* **Items**
++++++++++++++++++++

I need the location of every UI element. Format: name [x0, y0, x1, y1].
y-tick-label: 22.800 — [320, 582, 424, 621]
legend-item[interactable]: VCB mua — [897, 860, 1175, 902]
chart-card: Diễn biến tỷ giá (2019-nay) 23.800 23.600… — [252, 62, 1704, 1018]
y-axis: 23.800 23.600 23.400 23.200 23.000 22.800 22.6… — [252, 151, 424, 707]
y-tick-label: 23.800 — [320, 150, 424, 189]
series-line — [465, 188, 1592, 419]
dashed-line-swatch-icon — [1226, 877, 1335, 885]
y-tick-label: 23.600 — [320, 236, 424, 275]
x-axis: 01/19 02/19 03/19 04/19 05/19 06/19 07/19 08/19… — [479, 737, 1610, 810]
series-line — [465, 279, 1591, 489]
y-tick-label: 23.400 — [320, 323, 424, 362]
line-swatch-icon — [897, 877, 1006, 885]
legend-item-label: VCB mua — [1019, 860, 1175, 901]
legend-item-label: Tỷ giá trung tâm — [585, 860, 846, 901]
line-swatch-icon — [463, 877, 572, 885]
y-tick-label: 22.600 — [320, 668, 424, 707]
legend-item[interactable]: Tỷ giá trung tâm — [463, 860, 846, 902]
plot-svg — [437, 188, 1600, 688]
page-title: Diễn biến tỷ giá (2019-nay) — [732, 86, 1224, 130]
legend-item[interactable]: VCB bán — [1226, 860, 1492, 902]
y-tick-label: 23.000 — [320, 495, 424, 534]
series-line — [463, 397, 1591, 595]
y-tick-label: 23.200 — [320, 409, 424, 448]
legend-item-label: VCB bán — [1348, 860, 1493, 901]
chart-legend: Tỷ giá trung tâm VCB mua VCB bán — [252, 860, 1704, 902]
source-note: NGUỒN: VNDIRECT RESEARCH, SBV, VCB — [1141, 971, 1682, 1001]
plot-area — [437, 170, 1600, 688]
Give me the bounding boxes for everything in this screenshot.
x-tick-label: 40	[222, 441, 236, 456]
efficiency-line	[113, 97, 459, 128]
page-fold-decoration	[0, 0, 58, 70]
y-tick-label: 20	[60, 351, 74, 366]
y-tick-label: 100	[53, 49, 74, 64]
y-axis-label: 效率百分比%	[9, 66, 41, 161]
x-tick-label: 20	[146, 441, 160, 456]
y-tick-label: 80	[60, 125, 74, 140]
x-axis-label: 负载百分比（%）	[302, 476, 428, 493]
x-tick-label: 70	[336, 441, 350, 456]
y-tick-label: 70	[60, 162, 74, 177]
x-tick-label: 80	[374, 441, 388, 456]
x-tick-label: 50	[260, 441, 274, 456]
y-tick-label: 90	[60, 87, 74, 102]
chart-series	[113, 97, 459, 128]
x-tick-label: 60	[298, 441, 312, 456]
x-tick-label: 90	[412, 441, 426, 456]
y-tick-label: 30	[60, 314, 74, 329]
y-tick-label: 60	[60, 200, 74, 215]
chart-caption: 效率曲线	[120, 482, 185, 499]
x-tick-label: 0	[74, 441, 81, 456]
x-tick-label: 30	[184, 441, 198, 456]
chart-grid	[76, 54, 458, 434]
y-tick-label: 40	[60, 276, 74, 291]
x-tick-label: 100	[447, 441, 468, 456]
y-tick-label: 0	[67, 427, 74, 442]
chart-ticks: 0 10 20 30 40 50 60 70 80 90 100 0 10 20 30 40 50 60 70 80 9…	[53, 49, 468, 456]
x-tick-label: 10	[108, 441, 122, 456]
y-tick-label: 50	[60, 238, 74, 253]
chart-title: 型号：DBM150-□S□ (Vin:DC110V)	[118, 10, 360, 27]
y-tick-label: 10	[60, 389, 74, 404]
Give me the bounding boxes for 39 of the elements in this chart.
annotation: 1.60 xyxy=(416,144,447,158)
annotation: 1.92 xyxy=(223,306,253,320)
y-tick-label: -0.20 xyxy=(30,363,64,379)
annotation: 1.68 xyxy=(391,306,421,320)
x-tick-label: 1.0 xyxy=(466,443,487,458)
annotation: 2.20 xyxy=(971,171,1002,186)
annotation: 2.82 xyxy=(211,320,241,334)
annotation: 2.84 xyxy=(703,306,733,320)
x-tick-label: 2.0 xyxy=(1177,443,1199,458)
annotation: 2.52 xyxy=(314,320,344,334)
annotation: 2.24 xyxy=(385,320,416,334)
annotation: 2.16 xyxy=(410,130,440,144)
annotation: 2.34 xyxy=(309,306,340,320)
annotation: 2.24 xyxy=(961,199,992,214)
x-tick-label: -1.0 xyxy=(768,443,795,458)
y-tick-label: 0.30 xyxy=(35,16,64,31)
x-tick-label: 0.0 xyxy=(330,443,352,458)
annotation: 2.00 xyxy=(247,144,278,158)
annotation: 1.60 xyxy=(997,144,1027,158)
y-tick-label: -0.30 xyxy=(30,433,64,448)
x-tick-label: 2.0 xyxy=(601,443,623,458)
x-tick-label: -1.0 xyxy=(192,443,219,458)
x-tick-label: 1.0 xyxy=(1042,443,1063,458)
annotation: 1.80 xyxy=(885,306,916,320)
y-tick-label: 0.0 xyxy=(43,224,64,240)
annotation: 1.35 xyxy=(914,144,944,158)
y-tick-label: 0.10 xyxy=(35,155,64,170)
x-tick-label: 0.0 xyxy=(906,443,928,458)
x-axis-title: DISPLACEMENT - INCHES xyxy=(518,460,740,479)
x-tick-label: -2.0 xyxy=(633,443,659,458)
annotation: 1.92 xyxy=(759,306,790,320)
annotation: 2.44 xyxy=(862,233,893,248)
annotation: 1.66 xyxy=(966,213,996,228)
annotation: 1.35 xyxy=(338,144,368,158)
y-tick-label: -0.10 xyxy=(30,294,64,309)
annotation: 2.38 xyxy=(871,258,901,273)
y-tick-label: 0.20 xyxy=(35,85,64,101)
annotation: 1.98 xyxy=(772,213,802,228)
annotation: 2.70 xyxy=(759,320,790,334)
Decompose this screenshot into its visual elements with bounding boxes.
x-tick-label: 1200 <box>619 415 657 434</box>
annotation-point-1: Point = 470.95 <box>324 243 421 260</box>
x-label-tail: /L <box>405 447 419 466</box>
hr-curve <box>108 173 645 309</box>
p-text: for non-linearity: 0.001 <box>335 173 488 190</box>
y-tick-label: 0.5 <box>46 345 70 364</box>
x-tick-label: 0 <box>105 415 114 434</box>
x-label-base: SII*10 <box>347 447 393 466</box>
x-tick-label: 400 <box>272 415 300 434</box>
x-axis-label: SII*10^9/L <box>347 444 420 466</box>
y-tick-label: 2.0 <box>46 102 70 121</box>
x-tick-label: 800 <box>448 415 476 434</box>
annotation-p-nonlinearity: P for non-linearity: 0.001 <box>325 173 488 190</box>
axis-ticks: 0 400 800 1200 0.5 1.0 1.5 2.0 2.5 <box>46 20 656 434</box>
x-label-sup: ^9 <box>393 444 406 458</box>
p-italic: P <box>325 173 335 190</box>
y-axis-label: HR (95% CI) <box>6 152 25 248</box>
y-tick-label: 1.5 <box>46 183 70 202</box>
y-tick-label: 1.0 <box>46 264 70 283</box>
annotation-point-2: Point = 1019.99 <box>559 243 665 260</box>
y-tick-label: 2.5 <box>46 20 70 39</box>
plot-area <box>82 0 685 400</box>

++++++++++++++++++++

* **Task statement**
Count the lines of the material above that contain the string "legend", and reply with the number alone.

* **Output of the exercise**
7